**Task instructions:**
[1] Do these statements agree with the study abstract below? Answer yes or no for each, quoting the deciding words: (a) 40 of the subclinical infarcts were cortical; (b) PTFV1 was associated with all subclinical infarcts; (c) participants' mean age at MRI was 70 years.
[2] According to the study abstract below, what percentage of participants were Hispanic?

Quoted passage Start Marker

Electrocardiographic left atrial abnormality and silent vascular brain injury: The Northern Manhattan Study.
Academic Article
Overview
abstract
HYPOTHESIS: We hypothesized that P wave terminal Force in the V1 lead (PTFV1) would be associated with leukoaraiosis and subclinical infarcts, especially cortical infarcts, in a population-based, multi-ethnic cohort. METHODS: PTFV1 was collected manually from baseline electrocardiograms of clinically stroke-free Northern Manhattan Study participants. Investigators read brain MRIs for superficial infarcts, deep infarcts, and white matter hyperintensity volume (WMHV). WMHV was adjusted for head size and log transformed, achieving a normal distribution. Logistic regression models investigated the association of PTFV1 with cortical and with all subclinical infarcts. Linear regression models examined logWMHV. Models were adjusted for demographics and risk factors. RESULTS: Among 1174 participants with PTFV1 measurements, the mean age at MRI was 70 ± 9 years. Participants were 14.4% white, 17.6% black, and 65.8% Hispanic. Mean PTFV1 was 3587.35 ± 2315.62 μV-ms. Of the 170 subclinical infarcts, 40 were cortical. PTFV1 ≥ 5000 μV-ms was associated with WMHV in a fully adjusted model (mean difference in logWMHV 0.15, 95% confidence interval 0.01-0.28). PTFV1 exhibited a trend toward an association with cortical infarcts (unadjusted OR per SD change logPTFV1 1.30, 95% CI 0.94-1.81), but not with all subclinical infarcts. CONCLUSION: Electrocardiographic evidence of left atrial abnormality was associated with leukoaraiosis.

Quoted passage End Marker
Data provided Start Marker

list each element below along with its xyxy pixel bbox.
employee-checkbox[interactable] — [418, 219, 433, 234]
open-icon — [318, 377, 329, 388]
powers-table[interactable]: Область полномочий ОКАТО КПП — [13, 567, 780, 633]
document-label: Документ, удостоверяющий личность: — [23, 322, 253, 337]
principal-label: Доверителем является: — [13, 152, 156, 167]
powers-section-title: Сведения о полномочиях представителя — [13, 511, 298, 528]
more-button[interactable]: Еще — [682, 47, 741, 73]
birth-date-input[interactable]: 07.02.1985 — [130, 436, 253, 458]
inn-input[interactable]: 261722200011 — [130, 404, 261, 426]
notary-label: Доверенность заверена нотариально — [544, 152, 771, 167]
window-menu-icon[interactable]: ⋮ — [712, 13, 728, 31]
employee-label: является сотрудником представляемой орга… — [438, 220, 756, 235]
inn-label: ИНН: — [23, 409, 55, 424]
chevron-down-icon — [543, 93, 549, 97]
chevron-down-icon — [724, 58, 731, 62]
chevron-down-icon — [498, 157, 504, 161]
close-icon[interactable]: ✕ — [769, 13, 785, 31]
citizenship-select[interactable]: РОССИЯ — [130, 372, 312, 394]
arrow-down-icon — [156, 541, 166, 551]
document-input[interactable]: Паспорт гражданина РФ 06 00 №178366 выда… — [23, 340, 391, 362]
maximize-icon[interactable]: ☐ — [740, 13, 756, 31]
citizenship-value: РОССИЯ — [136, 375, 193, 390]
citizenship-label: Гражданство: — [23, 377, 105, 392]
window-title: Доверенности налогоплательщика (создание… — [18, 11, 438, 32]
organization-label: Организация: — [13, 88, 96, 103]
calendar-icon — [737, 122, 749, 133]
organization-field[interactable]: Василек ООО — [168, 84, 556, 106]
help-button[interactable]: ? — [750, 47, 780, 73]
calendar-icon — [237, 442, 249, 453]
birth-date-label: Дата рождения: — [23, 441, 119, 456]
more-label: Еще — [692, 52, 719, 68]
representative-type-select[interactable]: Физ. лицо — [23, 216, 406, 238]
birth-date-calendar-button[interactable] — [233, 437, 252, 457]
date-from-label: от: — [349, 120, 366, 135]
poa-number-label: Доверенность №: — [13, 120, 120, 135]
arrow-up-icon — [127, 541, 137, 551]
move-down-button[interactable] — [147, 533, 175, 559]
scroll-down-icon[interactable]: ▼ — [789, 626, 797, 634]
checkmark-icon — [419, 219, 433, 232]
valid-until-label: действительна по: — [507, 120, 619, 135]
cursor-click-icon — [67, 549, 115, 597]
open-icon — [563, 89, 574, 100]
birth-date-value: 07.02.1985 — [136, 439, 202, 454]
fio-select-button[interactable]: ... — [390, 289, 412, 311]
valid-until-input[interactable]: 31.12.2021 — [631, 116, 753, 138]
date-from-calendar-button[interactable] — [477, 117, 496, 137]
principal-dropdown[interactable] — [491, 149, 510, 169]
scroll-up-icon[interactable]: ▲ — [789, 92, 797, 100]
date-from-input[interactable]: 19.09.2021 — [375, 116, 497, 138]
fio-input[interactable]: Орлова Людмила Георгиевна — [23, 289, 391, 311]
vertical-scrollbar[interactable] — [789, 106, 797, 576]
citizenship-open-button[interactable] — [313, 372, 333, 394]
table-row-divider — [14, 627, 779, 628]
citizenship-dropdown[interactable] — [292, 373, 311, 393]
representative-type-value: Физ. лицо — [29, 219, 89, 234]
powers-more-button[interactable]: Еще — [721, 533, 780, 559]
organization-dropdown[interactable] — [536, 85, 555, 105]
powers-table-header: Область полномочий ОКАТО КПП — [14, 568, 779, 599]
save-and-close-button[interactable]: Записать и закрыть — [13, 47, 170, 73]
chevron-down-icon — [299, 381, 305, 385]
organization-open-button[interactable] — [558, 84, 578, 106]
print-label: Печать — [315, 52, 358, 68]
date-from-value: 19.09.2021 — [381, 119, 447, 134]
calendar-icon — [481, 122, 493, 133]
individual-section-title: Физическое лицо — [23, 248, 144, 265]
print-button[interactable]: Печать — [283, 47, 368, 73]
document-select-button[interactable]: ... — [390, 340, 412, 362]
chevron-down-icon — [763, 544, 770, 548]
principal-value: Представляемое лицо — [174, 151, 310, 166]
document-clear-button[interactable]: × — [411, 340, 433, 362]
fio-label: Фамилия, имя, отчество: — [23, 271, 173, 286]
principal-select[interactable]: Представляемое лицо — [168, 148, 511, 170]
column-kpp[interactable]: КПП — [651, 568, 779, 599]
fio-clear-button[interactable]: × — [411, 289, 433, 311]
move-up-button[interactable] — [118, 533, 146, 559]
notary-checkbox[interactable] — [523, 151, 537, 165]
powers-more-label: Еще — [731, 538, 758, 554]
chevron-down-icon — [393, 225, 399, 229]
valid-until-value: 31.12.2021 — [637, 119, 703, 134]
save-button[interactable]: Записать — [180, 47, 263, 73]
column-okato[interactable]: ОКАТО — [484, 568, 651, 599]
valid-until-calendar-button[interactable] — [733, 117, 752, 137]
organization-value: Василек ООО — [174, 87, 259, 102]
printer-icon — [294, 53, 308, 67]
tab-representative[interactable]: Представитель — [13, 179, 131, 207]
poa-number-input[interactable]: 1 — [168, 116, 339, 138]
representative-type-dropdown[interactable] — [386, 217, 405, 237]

Data provided End Marker

**Exercise responses:**
[1]
(a) Yes: "Of the 170 subclinical infarcts, 40 were cortical."
(b) No: "but not with all subclinical infarcts"
(c) Yes: "the mean age at MRI was 70 ± 9 years"

[2] 65.8%